-------- Available records --------

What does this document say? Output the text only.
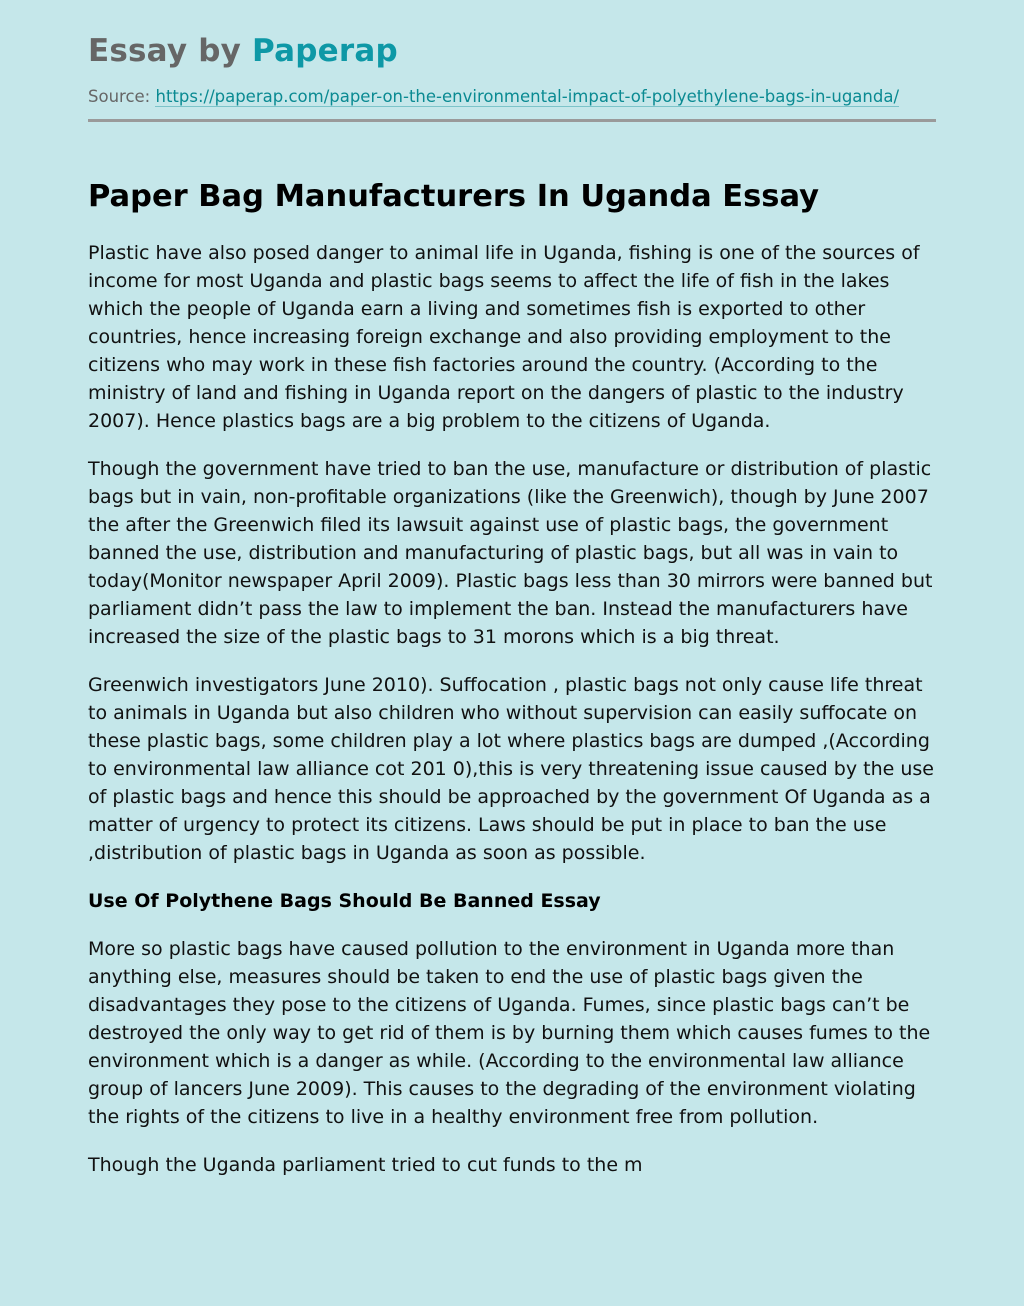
Essay by Paperap
Source: https://paperap.com/paper-on-the-environmental-impact-of-polyethylene-bags-in-uganda/
Paper Bag Manufacturers In Uganda Essay

Plastic have also posed danger to animal life in Uganda, fishing is one of the sources of income for most Uganda and plastic bags seems to affect the life of fish in the lakes which the people of Uganda earn a living and sometimes fish is exported to other countries, hence increasing foreign exchange and also providing employment to the citizens who may work in these fish factories around the country. (According to the ministry of land and fishing in Uganda report on the dangers of plastic to the industry 2007). Hence plastics bags are a big problem to the citizens of Uganda.

Though the government have tried to ban the use, manufacture or distribution of plastic bags but in vain, non-profitable organizations (like the Greenwich), though by June 2007 the after the Greenwich filed its lawsuit against use of plastic bags, the government banned the use, distribution and manufacturing of plastic bags, but all was in vain to today(Monitor newspaper April 2009). Plastic bags less than 30 mirrors were banned but parliament didn’t pass the law to implement the ban. Instead the manufacturers have increased the size of the plastic bags to 31 morons which is a big threat.

Greenwich investigators June 2010). Suffocation , plastic bags not only cause life threat to animals in Uganda but also children who without supervision can easily suffocate on these plastic bags, some children play a lot where plastics bags are dumped ,(According to environmental law alliance cot 201 0),this is very threatening issue caused by the use of plastic bags and hence this should be approached by the government Of Uganda as a matter of urgency to protect its citizens. Laws should be put in place to ban the use ,distribution of plastic bags in Uganda as soon as possible.

Use Of Polythene Bags Should Be Banned Essay

More so plastic bags have caused pollution to the environment in Uganda more than anything else, measures should be taken to end the use of plastic bags given the disadvantages they pose to the citizens of Uganda. Fumes, since plastic bags can’t be destroyed the only way to get rid of them is by burning them which causes fumes to the environment which is a danger as while. (According to the environmental law alliance group of lancers June 2009). This causes to the degrading of the environment violating the rights of the citizens to live in a healthy environment free from pollution.

Though the Uganda parliament tried to cut funds to the m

--------

What is required
Search the lines for "parliament". Copy each line that has it.

Full response
Though the government have tried to ban the use, manufacture or distribution of plastic bags but in vain, non-profitable organizations (like the Greenwich), though by June 2007 the after the Greenwich filed its lawsuit against use of plastic bags, the government banned the use, distribution and manufacturing of plastic bags, but all was in vain to today(Monitor newspaper April 2009). Plastic bags less than 30 mirrors were banned but parliament didn’t pass the law to implement the ban. Instead the manufacturers have increased the size of the plastic bags to 31 morons which is a big threat.
Though the Uganda parliament tried to cut funds to the m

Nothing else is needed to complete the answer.